Items from a figure collection:
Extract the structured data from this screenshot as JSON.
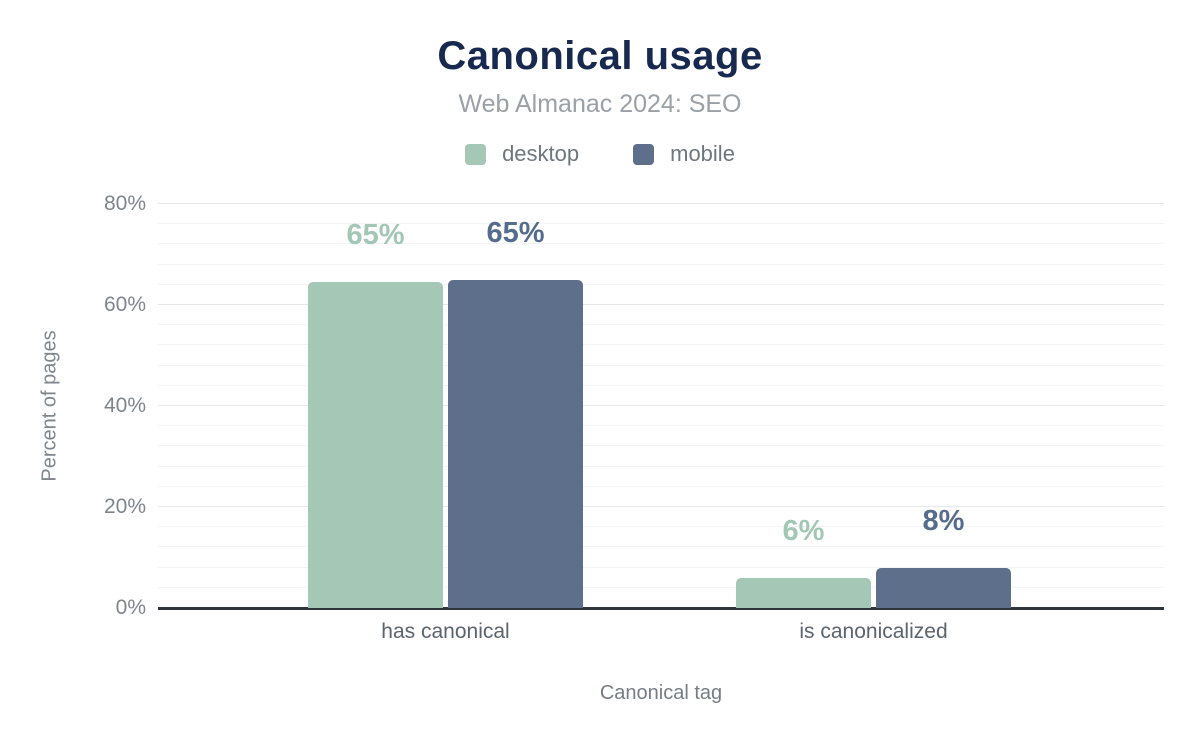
{
  "chart_data": {
    "type": "bar",
    "title": "Canonical usage",
    "subtitle": "Web Almanac 2024: SEO",
    "categories": [
      "has canonical",
      "is canonicalized"
    ],
    "series": [
      {
        "name": "desktop",
        "color": "#a5c8b6",
        "label_color": "#a3c7b5",
        "values": [
          64.5,
          6
        ],
        "labels": [
          "65%",
          "6%"
        ]
      },
      {
        "name": "mobile",
        "color": "#5d6f8b",
        "label_color": "#566c8d",
        "values": [
          65,
          8
        ],
        "labels": [
          "65%",
          "8%"
        ]
      }
    ],
    "xlabel": "Canonical tag",
    "ylabel": "Percent of pages",
    "ylim": [
      0,
      80
    ],
    "y_major_step": 20,
    "y_minor_step": 4,
    "y_ticks": [
      "0%",
      "20%",
      "40%",
      "60%",
      "80%"
    ],
    "grid": true,
    "legend_position": "top",
    "colors": {
      "title": "#17294e",
      "subtitle": "#9aa0a6",
      "axis_line": "#2f353b",
      "gridline_major": "#e5e8ea",
      "gridline_minor": "#f2f3f5"
    }
  }
}
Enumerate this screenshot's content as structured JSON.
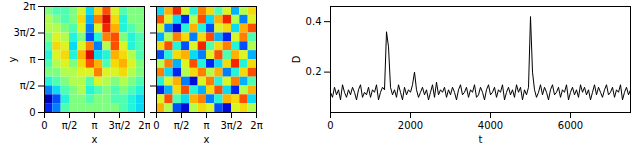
{
  "chart_data": [
    {
      "type": "heatmap",
      "xlabel": "x",
      "ylabel": "y",
      "xlim": [
        0,
        6.2832
      ],
      "ylim": [
        0,
        6.2832
      ],
      "xticks": [
        {
          "value": 0,
          "label": "0"
        },
        {
          "value": 1.5708,
          "label": "π/2"
        },
        {
          "value": 3.1416,
          "label": "π"
        },
        {
          "value": 4.7124,
          "label": "3π/2"
        },
        {
          "value": 6.2832,
          "label": "2π"
        }
      ],
      "yticks": [
        {
          "value": 0,
          "label": "0"
        },
        {
          "value": 1.5708,
          "label": "π/2"
        },
        {
          "value": 3.1416,
          "label": "π"
        },
        {
          "value": 4.7124,
          "label": "3π/2"
        },
        {
          "value": 6.2832,
          "label": "2π"
        }
      ],
      "zlim": [
        -1,
        1
      ],
      "cells": [
        [
          0,
          -0.1,
          -0.1,
          0,
          0.2,
          -0.3,
          0.3,
          0.6,
          0.2,
          -0.1,
          0,
          0
        ],
        [
          0.1,
          0,
          -0.1,
          0,
          0.3,
          -0.4,
          0.5,
          0.8,
          0.3,
          -0.2,
          0,
          0
        ],
        [
          0.1,
          0.1,
          0,
          -0.1,
          0.2,
          -0.5,
          0.2,
          0.7,
          0.4,
          -0.2,
          -0.1,
          0
        ],
        [
          0,
          0.2,
          0.1,
          -0.2,
          0,
          -0.6,
          -0.2,
          0.5,
          0.6,
          0,
          -0.2,
          -0.1
        ],
        [
          -0.1,
          0.3,
          0.2,
          -0.3,
          0.2,
          0.5,
          -0.5,
          0.1,
          0.6,
          0.2,
          -0.2,
          -0.1
        ],
        [
          -0.2,
          0.2,
          0.3,
          -0.2,
          0.4,
          0.8,
          -0.3,
          -0.2,
          0.4,
          0.3,
          0.1,
          -0.1
        ],
        [
          -0.1,
          0.1,
          0.2,
          0,
          0.3,
          0.6,
          0.4,
          -0.1,
          0.3,
          0.4,
          0.2,
          0
        ],
        [
          0,
          0,
          0.1,
          0.1,
          0.2,
          0.2,
          0.5,
          0.2,
          0.2,
          0.3,
          0.1,
          0
        ],
        [
          -0.2,
          -0.1,
          0,
          0.1,
          0.1,
          -0.1,
          0.2,
          0.1,
          0,
          0.1,
          0,
          -0.1
        ],
        [
          -0.5,
          -0.3,
          -0.1,
          0,
          0.1,
          -0.2,
          -0.1,
          0,
          -0.1,
          0,
          -0.1,
          -0.2
        ],
        [
          -0.9,
          -0.6,
          -0.2,
          0,
          0,
          -0.1,
          0,
          0,
          -0.1,
          -0.1,
          -0.2,
          -0.3
        ],
        [
          -0.7,
          -0.5,
          -0.1,
          0,
          0,
          0,
          0,
          0,
          0,
          -0.1,
          -0.2,
          -0.3
        ]
      ]
    },
    {
      "type": "heatmap",
      "xlabel": "x",
      "tick_labels": "x",
      "xlim": [
        0,
        6.2832
      ],
      "ylim": [
        0,
        6.2832
      ],
      "xticks": [
        {
          "value": 0,
          "label": "0"
        },
        {
          "value": 1.5708,
          "label": "π/2"
        },
        {
          "value": 3.1416,
          "label": "π"
        },
        {
          "value": 4.7124,
          "label": "3π/2"
        },
        {
          "value": 6.2832,
          "label": "2π"
        }
      ],
      "yticks": [
        0,
        1.5708,
        3.1416,
        4.7124,
        6.2832
      ],
      "zlim": [
        -1,
        1
      ],
      "cells": [
        [
          -0.3,
          0.4,
          0.7,
          0.2,
          -0.2,
          0.5,
          0.3,
          -0.1,
          0.2,
          -0.4,
          0.1,
          0.3
        ],
        [
          0.6,
          0.2,
          -0.3,
          -0.7,
          0.1,
          0.6,
          -0.3,
          0.4,
          0.7,
          0.1,
          -0.5,
          0.2
        ],
        [
          0.2,
          -0.5,
          -0.8,
          -0.2,
          0.4,
          -0.2,
          -0.6,
          0.2,
          0.3,
          -0.3,
          0.4,
          0.6
        ],
        [
          -0.4,
          0.1,
          0.5,
          0.3,
          -0.5,
          0.3,
          0.6,
          -0.4,
          -0.7,
          0.2,
          0.5,
          -0.1
        ],
        [
          0.3,
          0.6,
          -0.2,
          -0.6,
          0.2,
          0.7,
          -0.1,
          0.3,
          0.5,
          -0.2,
          -0.6,
          0.1
        ],
        [
          -0.6,
          -0.2,
          0.3,
          0.4,
          -0.3,
          -0.5,
          0.2,
          0.6,
          -0.1,
          0.4,
          0.2,
          -0.4
        ],
        [
          0.1,
          0.5,
          -0.4,
          0.2,
          0.6,
          -0.2,
          -0.7,
          -0.3,
          0.3,
          0.7,
          -0.2,
          0.3
        ],
        [
          0.5,
          -0.3,
          -0.7,
          0.1,
          0.3,
          0.5,
          0.1,
          0.4,
          -0.5,
          -0.2,
          0.3,
          0.6
        ],
        [
          -0.2,
          0.2,
          0.4,
          -0.5,
          -0.8,
          0.2,
          0.5,
          -0.2,
          0.2,
          0.5,
          -0.4,
          -0.1
        ],
        [
          -0.7,
          -0.4,
          0.3,
          0.6,
          -0.2,
          -0.4,
          0.3,
          0.6,
          -0.3,
          -0.7,
          0.1,
          0.4
        ],
        [
          0.2,
          0.6,
          -0.1,
          -0.3,
          0.4,
          0.5,
          -0.5,
          -0.2,
          0.4,
          0.3,
          0.6,
          -0.3
        ],
        [
          0.4,
          0.1,
          -0.6,
          -0.8,
          0.1,
          0.3,
          0.2,
          -0.6,
          -0.8,
          0.2,
          0.3,
          0.1
        ]
      ]
    },
    {
      "type": "line",
      "xlabel": "t",
      "ylabel": "D",
      "color": "#000000",
      "xlim": [
        0,
        7500
      ],
      "xticks": [
        0,
        2000,
        4000,
        6000
      ],
      "ylim": [
        0.04,
        0.46
      ],
      "yticks": [
        0.2,
        0.4
      ],
      "x": [
        0,
        50,
        100,
        150,
        200,
        250,
        300,
        350,
        400,
        450,
        500,
        550,
        600,
        650,
        700,
        750,
        800,
        850,
        900,
        950,
        1000,
        1050,
        1100,
        1150,
        1200,
        1250,
        1300,
        1350,
        1400,
        1450,
        1500,
        1550,
        1600,
        1650,
        1700,
        1750,
        1800,
        1850,
        1900,
        1950,
        2000,
        2050,
        2100,
        2150,
        2200,
        2250,
        2300,
        2350,
        2400,
        2450,
        2500,
        2550,
        2600,
        2650,
        2700,
        2750,
        2800,
        2850,
        2900,
        2950,
        3000,
        3050,
        3100,
        3150,
        3200,
        3250,
        3300,
        3350,
        3400,
        3450,
        3500,
        3550,
        3600,
        3650,
        3700,
        3750,
        3800,
        3850,
        3900,
        3950,
        4000,
        4050,
        4100,
        4150,
        4200,
        4250,
        4300,
        4350,
        4400,
        4450,
        4500,
        4550,
        4600,
        4650,
        4700,
        4750,
        4800,
        4850,
        4900,
        4950,
        5000,
        5050,
        5100,
        5150,
        5200,
        5250,
        5300,
        5350,
        5400,
        5450,
        5500,
        5550,
        5600,
        5650,
        5700,
        5750,
        5800,
        5850,
        5900,
        5950,
        6000,
        6050,
        6100,
        6150,
        6200,
        6250,
        6300,
        6350,
        6400,
        6450,
        6500,
        6550,
        6600,
        6650,
        6700,
        6750,
        6800,
        6850,
        6900,
        6950,
        7000,
        7050,
        7100,
        7150,
        7200,
        7250,
        7300,
        7350,
        7400,
        7450,
        7500
      ],
      "values": [
        0.12,
        0.1,
        0.14,
        0.11,
        0.13,
        0.09,
        0.15,
        0.12,
        0.1,
        0.13,
        0.11,
        0.14,
        0.12,
        0.09,
        0.13,
        0.15,
        0.1,
        0.12,
        0.11,
        0.14,
        0.1,
        0.13,
        0.12,
        0.15,
        0.09,
        0.12,
        0.14,
        0.13,
        0.36,
        0.3,
        0.14,
        0.11,
        0.13,
        0.1,
        0.15,
        0.12,
        0.09,
        0.14,
        0.11,
        0.13,
        0.12,
        0.15,
        0.2,
        0.13,
        0.1,
        0.12,
        0.14,
        0.11,
        0.13,
        0.09,
        0.12,
        0.15,
        0.1,
        0.16,
        0.11,
        0.13,
        0.12,
        0.14,
        0.1,
        0.13,
        0.11,
        0.14,
        0.12,
        0.09,
        0.13,
        0.15,
        0.11,
        0.12,
        0.14,
        0.1,
        0.13,
        0.12,
        0.15,
        0.1,
        0.11,
        0.14,
        0.12,
        0.09,
        0.13,
        0.15,
        0.11,
        0.12,
        0.14,
        0.1,
        0.13,
        0.12,
        0.15,
        0.09,
        0.12,
        0.14,
        0.11,
        0.13,
        0.1,
        0.15,
        0.12,
        0.14,
        0.09,
        0.13,
        0.11,
        0.14,
        0.42,
        0.2,
        0.13,
        0.1,
        0.12,
        0.15,
        0.11,
        0.14,
        0.12,
        0.09,
        0.13,
        0.15,
        0.11,
        0.12,
        0.14,
        0.1,
        0.13,
        0.12,
        0.15,
        0.09,
        0.12,
        0.14,
        0.11,
        0.13,
        0.1,
        0.15,
        0.12,
        0.14,
        0.11,
        0.13,
        0.09,
        0.12,
        0.15,
        0.11,
        0.14,
        0.12,
        0.1,
        0.13,
        0.15,
        0.11,
        0.12,
        0.14,
        0.1,
        0.13,
        0.12,
        0.15,
        0.09,
        0.12,
        0.14,
        0.11,
        0.13
      ]
    }
  ]
}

● **EXERCISE GOAL**
Find each line holding "type". Copy it out.

● **ANSWER TO THIS PROBLEM**
    "type": "bar",
      "type": "heatmap",
      "type": "heatmap",
      "type": "line",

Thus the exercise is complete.